### STORED ROWS
□ □ □ □

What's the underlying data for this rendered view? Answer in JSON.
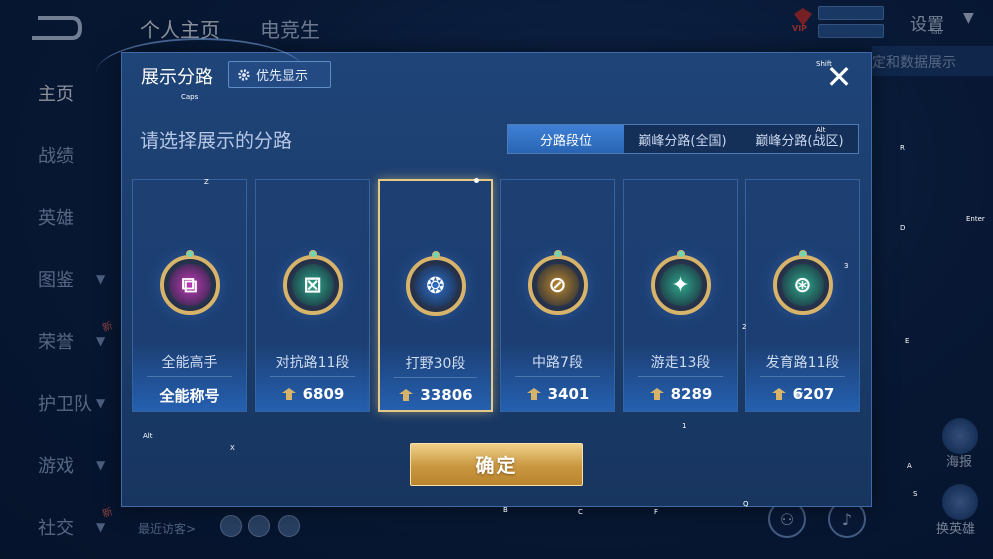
{
  "top_tabs": [
    "个人主页",
    "电竞生"
  ],
  "sidebar": [
    {
      "label": "主页",
      "active": true,
      "chev": false,
      "new": false
    },
    {
      "label": "战绩",
      "active": false,
      "chev": false,
      "new": false
    },
    {
      "label": "英雄",
      "active": false,
      "chev": false,
      "new": false
    },
    {
      "label": "图鉴",
      "active": false,
      "chev": true,
      "new": false
    },
    {
      "label": "荣誉",
      "active": false,
      "chev": true,
      "new": true
    },
    {
      "label": "护卫队",
      "active": false,
      "chev": true,
      "new": false
    },
    {
      "label": "游戏",
      "active": false,
      "chev": true,
      "new": false
    },
    {
      "label": "社交",
      "active": false,
      "chev": true,
      "new": true
    }
  ],
  "header": {
    "vip": "VIP",
    "settings": "设置",
    "settings_key": "Tab",
    "right_strip": "定和数据展示"
  },
  "new_badge": "新",
  "right_buttons": {
    "report": "海报",
    "switch_hero": "换英雄"
  },
  "bottom": {
    "recent_visitors": "最近访客>"
  },
  "key_hints": [
    "Caps",
    "Z",
    "X",
    "R",
    "D",
    "Enter",
    "E",
    "3",
    "2",
    "1",
    "A",
    "S",
    "B",
    "C",
    "F",
    "Q",
    "Alt",
    "Shift",
    "Alt",
    "W"
  ],
  "dialog": {
    "title": "展示分路",
    "priority_label": "优先显示",
    "close": "✕",
    "subtitle": "请选择展示的分路",
    "segments": [
      "分路段位",
      "巅峰分路(全国)",
      "巅峰分路(战区)"
    ],
    "active_segment": 0,
    "confirm": "确定",
    "cards": [
      {
        "name": "全能高手",
        "value": "全能称号",
        "show_power": false,
        "glyph": "⧉",
        "core_color": "#c03ab8",
        "selected": false
      },
      {
        "name": "对抗路11段",
        "value": "6809",
        "show_power": true,
        "glyph": "⊠",
        "core_color": "#2fa68a",
        "selected": false
      },
      {
        "name": "打野30段",
        "value": "33806",
        "show_power": true,
        "glyph": "❂",
        "core_color": "#2e6fc8",
        "selected": true
      },
      {
        "name": "中路7段",
        "value": "3401",
        "show_power": true,
        "glyph": "⊘",
        "core_color": "#b8862f",
        "selected": false
      },
      {
        "name": "游走13段",
        "value": "8289",
        "show_power": true,
        "glyph": "✦",
        "core_color": "#2fa68a",
        "selected": false
      },
      {
        "name": "发育路11段",
        "value": "6207",
        "show_power": true,
        "glyph": "⊛",
        "core_color": "#2fa68a",
        "selected": false
      }
    ]
  },
  "colors": {
    "accent_gold": "#e7c986",
    "active_tab": "#3f80d6"
  }
}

□ □ □ □

### WRITTEN REQUEST
Every line above should be returned word for word, with the pictures left behind.

### EXERCISE RESPONSE
What's the underlying data for this rendered view? Answer in JSON.
{
  "top_tabs": [
    "个人主页",
    "电竞生"
  ],
  "sidebar": [
    {
      "label": "主页",
      "active": true,
      "chev": false,
      "new": false
    },
    {
      "label": "战绩",
      "active": false,
      "chev": false,
      "new": false
    },
    {
      "label": "英雄",
      "active": false,
      "chev": false,
      "new": false
    },
    {
      "label": "图鉴",
      "active": false,
      "chev": true,
      "new": false
    },
    {
      "label": "荣誉",
      "active": false,
      "chev": true,
      "new": true
    },
    {
      "label": "护卫队",
      "active": false,
      "chev": true,
      "new": false
    },
    {
      "label": "游戏",
      "active": false,
      "chev": true,
      "new": false
    },
    {
      "label": "社交",
      "active": false,
      "chev": true,
      "new": true
    }
  ],
  "header": {
    "vip": "VIP",
    "settings": "设置",
    "settings_key": "Tab",
    "right_strip": "定和数据展示"
  },
  "new_badge": "新",
  "right_buttons": {
    "report": "海报",
    "switch_hero": "换英雄"
  },
  "bottom": {
    "recent_visitors": "最近访客>"
  },
  "key_hints": [
    "Caps",
    "Z",
    "X",
    "R",
    "D",
    "Enter",
    "E",
    "3",
    "2",
    "1",
    "A",
    "S",
    "B",
    "C",
    "F",
    "Q",
    "Alt",
    "Shift",
    "Alt",
    "W"
  ],
  "dialog": {
    "title": "展示分路",
    "priority_label": "优先显示",
    "close": "✕",
    "subtitle": "请选择展示的分路",
    "segments": [
      "分路段位",
      "巅峰分路(全国)",
      "巅峰分路(战区)"
    ],
    "active_segment": 0,
    "confirm": "确定",
    "cards": [
      {
        "name": "全能高手",
        "value": "全能称号",
        "show_power": false,
        "glyph": "⧉",
        "core_color": "#c03ab8",
        "selected": false
      },
      {
        "name": "对抗路11段",
        "value": "6809",
        "show_power": true,
        "glyph": "⊠",
        "core_color": "#2fa68a",
        "selected": false
      },
      {
        "name": "打野30段",
        "value": "33806",
        "show_power": true,
        "glyph": "❂",
        "core_color": "#2e6fc8",
        "selected": true
      },
      {
        "name": "中路7段",
        "value": "3401",
        "show_power": true,
        "glyph": "⊘",
        "core_color": "#b8862f",
        "selected": false
      },
      {
        "name": "游走13段",
        "value": "8289",
        "show_power": true,
        "glyph": "✦",
        "core_color": "#2fa68a",
        "selected": false
      },
      {
        "name": "发育路11段",
        "value": "6207",
        "show_power": true,
        "glyph": "⊛",
        "core_color": "#2fa68a",
        "selected": false
      }
    ]
  },
  "colors": {
    "accent_gold": "#e7c986",
    "active_tab": "#3f80d6"
  }
}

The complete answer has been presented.